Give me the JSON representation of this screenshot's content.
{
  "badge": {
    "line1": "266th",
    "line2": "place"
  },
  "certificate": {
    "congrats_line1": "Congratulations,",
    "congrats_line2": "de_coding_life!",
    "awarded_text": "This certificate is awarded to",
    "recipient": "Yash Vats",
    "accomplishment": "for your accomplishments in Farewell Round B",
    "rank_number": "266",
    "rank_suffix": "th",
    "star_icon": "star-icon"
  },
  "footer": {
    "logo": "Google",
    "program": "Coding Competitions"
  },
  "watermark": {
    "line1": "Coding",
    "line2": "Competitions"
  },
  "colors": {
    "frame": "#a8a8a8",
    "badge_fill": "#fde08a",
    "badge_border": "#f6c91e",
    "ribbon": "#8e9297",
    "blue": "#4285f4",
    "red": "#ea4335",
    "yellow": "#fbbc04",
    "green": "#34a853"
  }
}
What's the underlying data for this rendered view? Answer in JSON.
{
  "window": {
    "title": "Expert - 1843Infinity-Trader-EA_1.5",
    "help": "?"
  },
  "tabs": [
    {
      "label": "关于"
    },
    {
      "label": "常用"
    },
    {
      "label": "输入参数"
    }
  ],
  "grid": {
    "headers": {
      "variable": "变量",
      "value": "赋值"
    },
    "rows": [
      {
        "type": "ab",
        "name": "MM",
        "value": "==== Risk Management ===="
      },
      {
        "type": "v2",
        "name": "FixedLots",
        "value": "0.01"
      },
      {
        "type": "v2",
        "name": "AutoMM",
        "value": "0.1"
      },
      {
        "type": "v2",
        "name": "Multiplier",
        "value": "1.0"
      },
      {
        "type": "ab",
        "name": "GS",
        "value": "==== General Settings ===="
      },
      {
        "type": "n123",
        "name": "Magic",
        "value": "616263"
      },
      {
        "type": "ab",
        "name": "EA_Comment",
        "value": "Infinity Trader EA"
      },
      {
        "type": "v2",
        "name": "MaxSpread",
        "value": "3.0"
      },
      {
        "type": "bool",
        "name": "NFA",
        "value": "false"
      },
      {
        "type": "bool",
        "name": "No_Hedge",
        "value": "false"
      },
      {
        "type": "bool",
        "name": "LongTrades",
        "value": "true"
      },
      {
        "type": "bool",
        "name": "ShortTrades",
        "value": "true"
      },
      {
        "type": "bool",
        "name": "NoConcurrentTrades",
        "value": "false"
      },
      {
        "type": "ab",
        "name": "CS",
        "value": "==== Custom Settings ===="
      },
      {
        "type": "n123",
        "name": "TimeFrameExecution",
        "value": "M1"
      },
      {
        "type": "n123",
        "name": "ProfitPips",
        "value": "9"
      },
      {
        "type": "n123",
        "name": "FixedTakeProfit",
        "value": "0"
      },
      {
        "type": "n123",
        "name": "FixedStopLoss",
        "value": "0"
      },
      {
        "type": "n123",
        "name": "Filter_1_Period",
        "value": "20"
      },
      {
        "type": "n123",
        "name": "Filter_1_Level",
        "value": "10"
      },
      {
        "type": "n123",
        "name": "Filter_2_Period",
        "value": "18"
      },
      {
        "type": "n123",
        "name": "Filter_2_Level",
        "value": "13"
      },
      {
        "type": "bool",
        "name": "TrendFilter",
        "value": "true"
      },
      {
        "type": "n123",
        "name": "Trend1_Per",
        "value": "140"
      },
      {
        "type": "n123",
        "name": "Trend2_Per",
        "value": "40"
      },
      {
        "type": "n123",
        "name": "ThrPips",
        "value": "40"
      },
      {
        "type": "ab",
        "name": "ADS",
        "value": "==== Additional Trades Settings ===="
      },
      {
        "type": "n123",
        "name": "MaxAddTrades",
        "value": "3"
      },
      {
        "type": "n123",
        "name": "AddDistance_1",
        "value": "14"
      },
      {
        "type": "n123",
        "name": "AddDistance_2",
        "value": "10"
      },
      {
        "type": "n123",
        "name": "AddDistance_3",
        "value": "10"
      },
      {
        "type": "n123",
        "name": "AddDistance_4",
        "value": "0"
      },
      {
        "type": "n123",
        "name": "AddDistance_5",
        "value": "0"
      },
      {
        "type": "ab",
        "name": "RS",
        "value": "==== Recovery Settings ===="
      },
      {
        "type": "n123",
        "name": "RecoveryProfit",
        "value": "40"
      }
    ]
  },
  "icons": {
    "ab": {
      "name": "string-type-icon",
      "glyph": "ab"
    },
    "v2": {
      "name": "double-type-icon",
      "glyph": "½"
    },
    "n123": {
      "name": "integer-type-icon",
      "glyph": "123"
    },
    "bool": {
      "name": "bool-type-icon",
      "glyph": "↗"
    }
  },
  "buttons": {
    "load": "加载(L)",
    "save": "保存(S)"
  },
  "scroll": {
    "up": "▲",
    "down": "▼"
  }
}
= = = = =
# [The exercise]
Write out the whole listing again. Match it word for word.

# [Full response]
Give me the JSON representation of this screenshot's content.
{
  "badge": {
    "line1": "266th",
    "line2": "place"
  },
  "certificate": {
    "congrats_line1": "Congratulations,",
    "congrats_line2": "de_coding_life!",
    "awarded_text": "This certificate is awarded to",
    "recipient": "Yash Vats",
    "accomplishment": "for your accomplishments in Farewell Round B",
    "rank_number": "266",
    "rank_suffix": "th",
    "star_icon": "star-icon"
  },
  "footer": {
    "logo": "Google",
    "program": "Coding Competitions"
  },
  "watermark": {
    "line1": "Coding",
    "line2": "Competitions"
  },
  "colors": {
    "frame": "#a8a8a8",
    "badge_fill": "#fde08a",
    "badge_border": "#f6c91e",
    "ribbon": "#8e9297",
    "blue": "#4285f4",
    "red": "#ea4335",
    "yellow": "#fbbc04",
    "green": "#34a853"
  }
}
What's the underlying data for this rendered view? Answer in JSON.
{
  "window": {
    "title": "Expert - 1843Infinity-Trader-EA_1.5",
    "help": "?"
  },
  "tabs": [
    {
      "label": "关于"
    },
    {
      "label": "常用"
    },
    {
      "label": "输入参数"
    }
  ],
  "grid": {
    "headers": {
      "variable": "变量",
      "value": "赋值"
    },
    "rows": [
      {
        "type": "ab",
        "name": "MM",
        "value": "==== Risk Management ===="
      },
      {
        "type": "v2",
        "name": "FixedLots",
        "value": "0.01"
      },
      {
        "type": "v2",
        "name": "AutoMM",
        "value": "0.1"
      },
      {
        "type": "v2",
        "name": "Multiplier",
        "value": "1.0"
      },
      {
        "type": "ab",
        "name": "GS",
        "value": "==== General Settings ===="
      },
      {
        "type": "n123",
        "name": "Magic",
        "value": "616263"
      },
      {
        "type": "ab",
        "name": "EA_Comment",
        "value": "Infinity Trader EA"
      },
      {
        "type": "v2",
        "name": "MaxSpread",
        "value": "3.0"
      },
      {
        "type": "bool",
        "name": "NFA",
        "value": "false"
      },
      {
        "type": "bool",
        "name": "No_Hedge",
        "value": "false"
      },
      {
        "type": "bool",
        "name": "LongTrades",
        "value": "true"
      },
      {
        "type": "bool",
        "name": "ShortTrades",
        "value": "true"
      },
      {
        "type": "bool",
        "name": "NoConcurrentTrades",
        "value": "false"
      },
      {
        "type": "ab",
        "name": "CS",
        "value": "==== Custom Settings ===="
      },
      {
        "type": "n123",
        "name": "TimeFrameExecution",
        "value": "M1"
      },
      {
        "type": "n123",
        "name": "ProfitPips",
        "value": "9"
      },
      {
        "type": "n123",
        "name": "FixedTakeProfit",
        "value": "0"
      },
      {
        "type": "n123",
        "name": "FixedStopLoss",
        "value": "0"
      },
      {
        "type": "n123",
        "name": "Filter_1_Period",
        "value": "20"
      },
      {
        "type": "n123",
        "name": "Filter_1_Level",
        "value": "10"
      },
      {
        "type": "n123",
        "name": "Filter_2_Period",
        "value": "18"
      },
      {
        "type": "n123",
        "name": "Filter_2_Level",
        "value": "13"
      },
      {
        "type": "bool",
        "name": "TrendFilter",
        "value": "true"
      },
      {
        "type": "n123",
        "name": "Trend1_Per",
        "value": "140"
      },
      {
        "type": "n123",
        "name": "Trend2_Per",
        "value": "40"
      },
      {
        "type": "n123",
        "name": "ThrPips",
        "value": "40"
      },
      {
        "type": "ab",
        "name": "ADS",
        "value": "==== Additional Trades Settings ===="
      },
      {
        "type": "n123",
        "name": "MaxAddTrades",
        "value": "3"
      },
      {
        "type": "n123",
        "name": "AddDistance_1",
        "value": "14"
      },
      {
        "type": "n123",
        "name": "AddDistance_2",
        "value": "10"
      },
      {
        "type": "n123",
        "name": "AddDistance_3",
        "value": "10"
      },
      {
        "type": "n123",
        "name": "AddDistance_4",
        "value": "0"
      },
      {
        "type": "n123",
        "name": "AddDistance_5",
        "value": "0"
      },
      {
        "type": "ab",
        "name": "RS",
        "value": "==== Recovery Settings ===="
      },
      {
        "type": "n123",
        "name": "RecoveryProfit",
        "value": "40"
      }
    ]
  },
  "icons": {
    "ab": {
      "name": "string-type-icon",
      "glyph": "ab"
    },
    "v2": {
      "name": "double-type-icon",
      "glyph": "½"
    },
    "n123": {
      "name": "integer-type-icon",
      "glyph": "123"
    },
    "bool": {
      "name": "bool-type-icon",
      "glyph": "↗"
    }
  },
  "buttons": {
    "load": "加载(L)",
    "save": "保存(S)"
  },
  "scroll": {
    "up": "▲",
    "down": "▼"
  }
}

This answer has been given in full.